*Given request*.
Print all entries word for word.

*Source material*.
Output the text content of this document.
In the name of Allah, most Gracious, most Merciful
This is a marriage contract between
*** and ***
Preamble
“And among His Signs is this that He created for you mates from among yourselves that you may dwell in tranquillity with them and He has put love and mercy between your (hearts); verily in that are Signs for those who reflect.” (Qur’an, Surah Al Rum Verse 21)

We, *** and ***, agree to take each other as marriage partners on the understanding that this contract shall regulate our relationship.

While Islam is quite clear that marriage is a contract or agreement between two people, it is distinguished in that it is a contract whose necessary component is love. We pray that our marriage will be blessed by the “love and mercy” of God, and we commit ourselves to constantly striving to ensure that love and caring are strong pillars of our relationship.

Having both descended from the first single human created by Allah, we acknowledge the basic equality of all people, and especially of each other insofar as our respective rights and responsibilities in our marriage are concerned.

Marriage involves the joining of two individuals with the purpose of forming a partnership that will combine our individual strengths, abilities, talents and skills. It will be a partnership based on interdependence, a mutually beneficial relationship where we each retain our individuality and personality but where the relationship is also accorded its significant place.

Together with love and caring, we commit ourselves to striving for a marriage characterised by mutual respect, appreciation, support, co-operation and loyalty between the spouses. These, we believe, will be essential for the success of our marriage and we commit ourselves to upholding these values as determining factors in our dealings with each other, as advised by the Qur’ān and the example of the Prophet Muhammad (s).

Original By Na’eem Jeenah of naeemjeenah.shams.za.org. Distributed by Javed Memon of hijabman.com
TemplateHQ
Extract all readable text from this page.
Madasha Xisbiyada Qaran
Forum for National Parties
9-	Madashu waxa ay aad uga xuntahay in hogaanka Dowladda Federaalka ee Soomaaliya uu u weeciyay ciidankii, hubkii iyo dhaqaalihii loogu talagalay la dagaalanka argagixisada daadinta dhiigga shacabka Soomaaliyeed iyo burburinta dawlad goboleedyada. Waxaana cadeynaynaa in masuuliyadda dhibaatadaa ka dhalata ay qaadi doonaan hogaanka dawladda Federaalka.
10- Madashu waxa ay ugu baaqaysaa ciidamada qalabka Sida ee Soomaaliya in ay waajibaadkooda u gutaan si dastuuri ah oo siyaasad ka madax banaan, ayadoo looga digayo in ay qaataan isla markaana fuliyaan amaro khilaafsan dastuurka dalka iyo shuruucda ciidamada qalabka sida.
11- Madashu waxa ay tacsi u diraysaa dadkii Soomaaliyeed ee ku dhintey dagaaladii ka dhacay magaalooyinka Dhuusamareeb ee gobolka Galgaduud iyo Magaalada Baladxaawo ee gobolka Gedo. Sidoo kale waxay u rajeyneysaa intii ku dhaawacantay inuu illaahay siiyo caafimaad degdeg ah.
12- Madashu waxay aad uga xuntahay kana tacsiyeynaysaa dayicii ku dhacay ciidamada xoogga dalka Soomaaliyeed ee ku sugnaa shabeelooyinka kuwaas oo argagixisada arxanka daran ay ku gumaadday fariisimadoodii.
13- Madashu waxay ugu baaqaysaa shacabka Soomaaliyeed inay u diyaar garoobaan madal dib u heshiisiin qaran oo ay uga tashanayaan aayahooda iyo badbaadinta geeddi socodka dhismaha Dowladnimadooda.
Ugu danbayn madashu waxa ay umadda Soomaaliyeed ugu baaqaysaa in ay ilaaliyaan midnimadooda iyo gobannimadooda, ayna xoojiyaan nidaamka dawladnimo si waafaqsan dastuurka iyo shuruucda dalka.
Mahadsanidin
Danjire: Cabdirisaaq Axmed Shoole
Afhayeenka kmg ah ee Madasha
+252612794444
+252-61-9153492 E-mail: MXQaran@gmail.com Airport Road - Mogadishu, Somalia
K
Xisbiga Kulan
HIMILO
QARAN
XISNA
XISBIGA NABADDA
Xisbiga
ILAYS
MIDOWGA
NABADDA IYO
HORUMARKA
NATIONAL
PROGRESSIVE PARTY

*Solution*.
Output the text content of this document.
In the name of Allah, most Gracious, most Merciful
This is a marriage contract between
*** and ***
Preamble
“And among His Signs is this that He created for you mates from among yourselves that you may dwell in tranquillity with them and He has put love and mercy between your (hearts); verily in that are Signs for those who reflect.” (Qur’an, Surah Al Rum Verse 21)

We, *** and ***, agree to take each other as marriage partners on the understanding that this contract shall regulate our relationship.

While Islam is quite clear that marriage is a contract or agreement between two people, it is distinguished in that it is a contract whose necessary component is love. We pray that our marriage will be blessed by the “love and mercy” of God, and we commit ourselves to constantly striving to ensure that love and caring are strong pillars of our relationship.

Having both descended from the first single human created by Allah, we acknowledge the basic equality of all people, and especially of each other insofar as our respective rights and responsibilities in our marriage are concerned.

Marriage involves the joining of two individuals with the purpose of forming a partnership that will combine our individual strengths, abilities, talents and skills. It will be a partnership based on interdependence, a mutually beneficial relationship where we each retain our individuality and personality but where the relationship is also accorded its significant place.

Together with love and caring, we commit ourselves to striving for a marriage characterised by mutual respect, appreciation, support, co-operation and loyalty between the spouses. These, we believe, will be essential for the success of our marriage and we commit ourselves to upholding these values as determining factors in our dealings with each other, as advised by the Qur’ān and the example of the Prophet Muhammad (s).

Original By Na’eem Jeenah of naeemjeenah.shams.za.org. Distributed by Javed Memon of hijabman.com
TemplateHQ
Extract all readable text from this page.
Madasha Xisbiyada Qaran
Forum for National Parties
9-	Madashu waxa ay aad uga xuntahay in hogaanka Dowladda Federaalka ee Soomaaliya uu u weeciyay ciidankii, hubkii iyo dhaqaalihii loogu talagalay la dagaalanka argagixisada daadinta dhiigga shacabka Soomaaliyeed iyo burburinta dawlad goboleedyada. Waxaana cadeynaynaa in masuuliyadda dhibaatadaa ka dhalata ay qaadi doonaan hogaanka dawladda Federaalka.
10- Madashu waxa ay ugu baaqaysaa ciidamada qalabka Sida ee Soomaaliya in ay waajibaadkooda u gutaan si dastuuri ah oo siyaasad ka madax banaan, ayadoo looga digayo in ay qaataan isla markaana fuliyaan amaro khilaafsan dastuurka dalka iyo shuruucda ciidamada qalabka sida.
11- Madashu waxa ay tacsi u diraysaa dadkii Soomaaliyeed ee ku dhintey dagaaladii ka dhacay magaalooyinka Dhuusamareeb ee gobolka Galgaduud iyo Magaalada Baladxaawo ee gobolka Gedo. Sidoo kale waxay u rajeyneysaa intii ku dhaawacantay inuu illaahay siiyo caafimaad degdeg ah.
12- Madashu waxay aad uga xuntahay kana tacsiyeynaysaa dayicii ku dhacay ciidamada xoogga dalka Soomaaliyeed ee ku sugnaa shabeelooyinka kuwaas oo argagixisada arxanka daran ay ku gumaadday fariisimadoodii.
13- Madashu waxay ugu baaqaysaa shacabka Soomaaliyeed inay u diyaar garoobaan madal dib u heshiisiin qaran oo ay uga tashanayaan aayahooda iyo badbaadinta geeddi socodka dhismaha Dowladnimadooda.
Ugu danbayn madashu waxa ay umadda Soomaaliyeed ugu baaqaysaa in ay ilaaliyaan midnimadooda iyo gobannimadooda, ayna xoojiyaan nidaamka dawladnimo si waafaqsan dastuurka iyo shuruucda dalka.
Mahadsanidin
Danjire: Cabdirisaaq Axmed Shoole
Afhayeenka kmg ah ee Madasha
+252612794444
+252-61-9153492 E-mail: MXQaran@gmail.com Airport Road - Mogadishu, Somalia
K
Xisbiga Kulan
HIMILO
QARAN
XISNA
XISBIGA NABADDA
Xisbiga
ILAYS
MIDOWGA
NABADDA IYO
HORUMARKA
NATIONAL
PROGRESSIVE PARTY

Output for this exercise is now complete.